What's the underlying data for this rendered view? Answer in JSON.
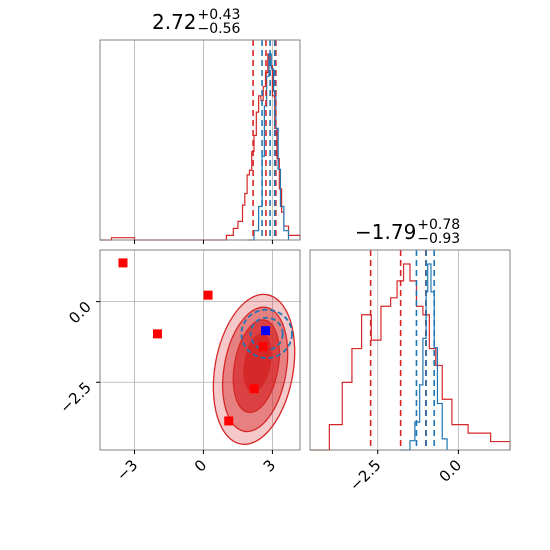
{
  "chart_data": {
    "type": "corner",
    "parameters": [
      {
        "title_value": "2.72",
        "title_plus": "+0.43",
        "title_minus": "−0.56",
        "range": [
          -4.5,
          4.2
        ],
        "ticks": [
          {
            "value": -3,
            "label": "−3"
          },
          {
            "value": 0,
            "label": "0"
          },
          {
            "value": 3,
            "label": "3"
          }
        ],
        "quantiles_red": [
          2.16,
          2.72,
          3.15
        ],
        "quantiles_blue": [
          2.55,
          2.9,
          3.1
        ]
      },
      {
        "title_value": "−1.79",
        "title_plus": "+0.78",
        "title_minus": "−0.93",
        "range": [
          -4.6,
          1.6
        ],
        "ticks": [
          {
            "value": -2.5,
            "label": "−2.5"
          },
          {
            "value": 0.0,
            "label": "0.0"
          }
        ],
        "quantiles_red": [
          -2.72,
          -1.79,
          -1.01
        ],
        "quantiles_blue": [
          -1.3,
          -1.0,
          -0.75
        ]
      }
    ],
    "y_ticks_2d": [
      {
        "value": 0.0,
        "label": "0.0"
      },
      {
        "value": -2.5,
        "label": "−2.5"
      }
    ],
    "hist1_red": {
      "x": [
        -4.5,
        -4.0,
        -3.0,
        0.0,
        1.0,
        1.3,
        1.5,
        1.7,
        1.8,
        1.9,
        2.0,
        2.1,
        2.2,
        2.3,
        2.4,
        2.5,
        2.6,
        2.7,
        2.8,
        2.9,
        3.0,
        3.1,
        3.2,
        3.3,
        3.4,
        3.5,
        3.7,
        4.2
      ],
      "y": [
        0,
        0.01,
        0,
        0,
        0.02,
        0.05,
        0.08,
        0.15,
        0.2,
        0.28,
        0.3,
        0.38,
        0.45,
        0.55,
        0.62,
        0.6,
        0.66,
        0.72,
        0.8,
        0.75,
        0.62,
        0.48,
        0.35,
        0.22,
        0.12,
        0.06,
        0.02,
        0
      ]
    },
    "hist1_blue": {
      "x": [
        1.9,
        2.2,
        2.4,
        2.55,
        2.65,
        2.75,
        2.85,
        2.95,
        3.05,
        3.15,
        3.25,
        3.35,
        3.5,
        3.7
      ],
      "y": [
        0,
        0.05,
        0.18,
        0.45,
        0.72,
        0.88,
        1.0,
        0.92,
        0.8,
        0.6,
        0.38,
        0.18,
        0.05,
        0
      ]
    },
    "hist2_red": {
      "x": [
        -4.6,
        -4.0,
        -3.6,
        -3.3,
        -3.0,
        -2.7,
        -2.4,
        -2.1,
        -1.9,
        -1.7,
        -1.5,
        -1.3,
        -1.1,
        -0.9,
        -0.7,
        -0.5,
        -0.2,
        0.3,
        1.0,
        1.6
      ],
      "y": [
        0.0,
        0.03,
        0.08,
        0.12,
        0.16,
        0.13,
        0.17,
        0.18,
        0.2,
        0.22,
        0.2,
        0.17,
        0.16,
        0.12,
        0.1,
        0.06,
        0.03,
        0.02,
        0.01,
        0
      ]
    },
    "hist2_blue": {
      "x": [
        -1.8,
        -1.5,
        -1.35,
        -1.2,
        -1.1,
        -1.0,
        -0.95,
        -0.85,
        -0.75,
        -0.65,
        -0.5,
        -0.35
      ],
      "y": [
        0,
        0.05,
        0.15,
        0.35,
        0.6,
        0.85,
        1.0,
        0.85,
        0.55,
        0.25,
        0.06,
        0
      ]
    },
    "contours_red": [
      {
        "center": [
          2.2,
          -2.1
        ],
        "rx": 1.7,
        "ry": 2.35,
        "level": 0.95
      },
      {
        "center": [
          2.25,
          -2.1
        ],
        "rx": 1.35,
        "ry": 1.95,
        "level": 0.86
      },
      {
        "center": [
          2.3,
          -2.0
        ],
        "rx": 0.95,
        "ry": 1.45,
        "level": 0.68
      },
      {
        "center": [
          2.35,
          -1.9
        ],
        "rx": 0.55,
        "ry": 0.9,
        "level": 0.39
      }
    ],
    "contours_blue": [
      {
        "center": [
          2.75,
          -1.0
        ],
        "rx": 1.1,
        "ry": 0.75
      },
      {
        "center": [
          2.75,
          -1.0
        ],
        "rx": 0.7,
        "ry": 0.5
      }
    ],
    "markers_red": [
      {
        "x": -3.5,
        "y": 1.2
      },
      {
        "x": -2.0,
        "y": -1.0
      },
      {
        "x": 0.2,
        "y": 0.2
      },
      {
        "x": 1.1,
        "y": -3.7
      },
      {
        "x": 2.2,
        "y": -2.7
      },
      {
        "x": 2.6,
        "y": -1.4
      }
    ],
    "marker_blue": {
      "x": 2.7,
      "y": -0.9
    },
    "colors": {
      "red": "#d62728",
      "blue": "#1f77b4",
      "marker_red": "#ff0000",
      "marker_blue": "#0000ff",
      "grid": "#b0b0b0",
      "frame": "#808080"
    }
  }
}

┄┄┄┄┄┄

• _Task brief_:
Copy each line of the records above that carries the word "label".

• _Answer below_:
            "label": "−3"
            "label": "0"
            "label": "3"
            "label": "−2.5"
            "label": "0.0"
        "label": "0.0"
        "label": "−2.5"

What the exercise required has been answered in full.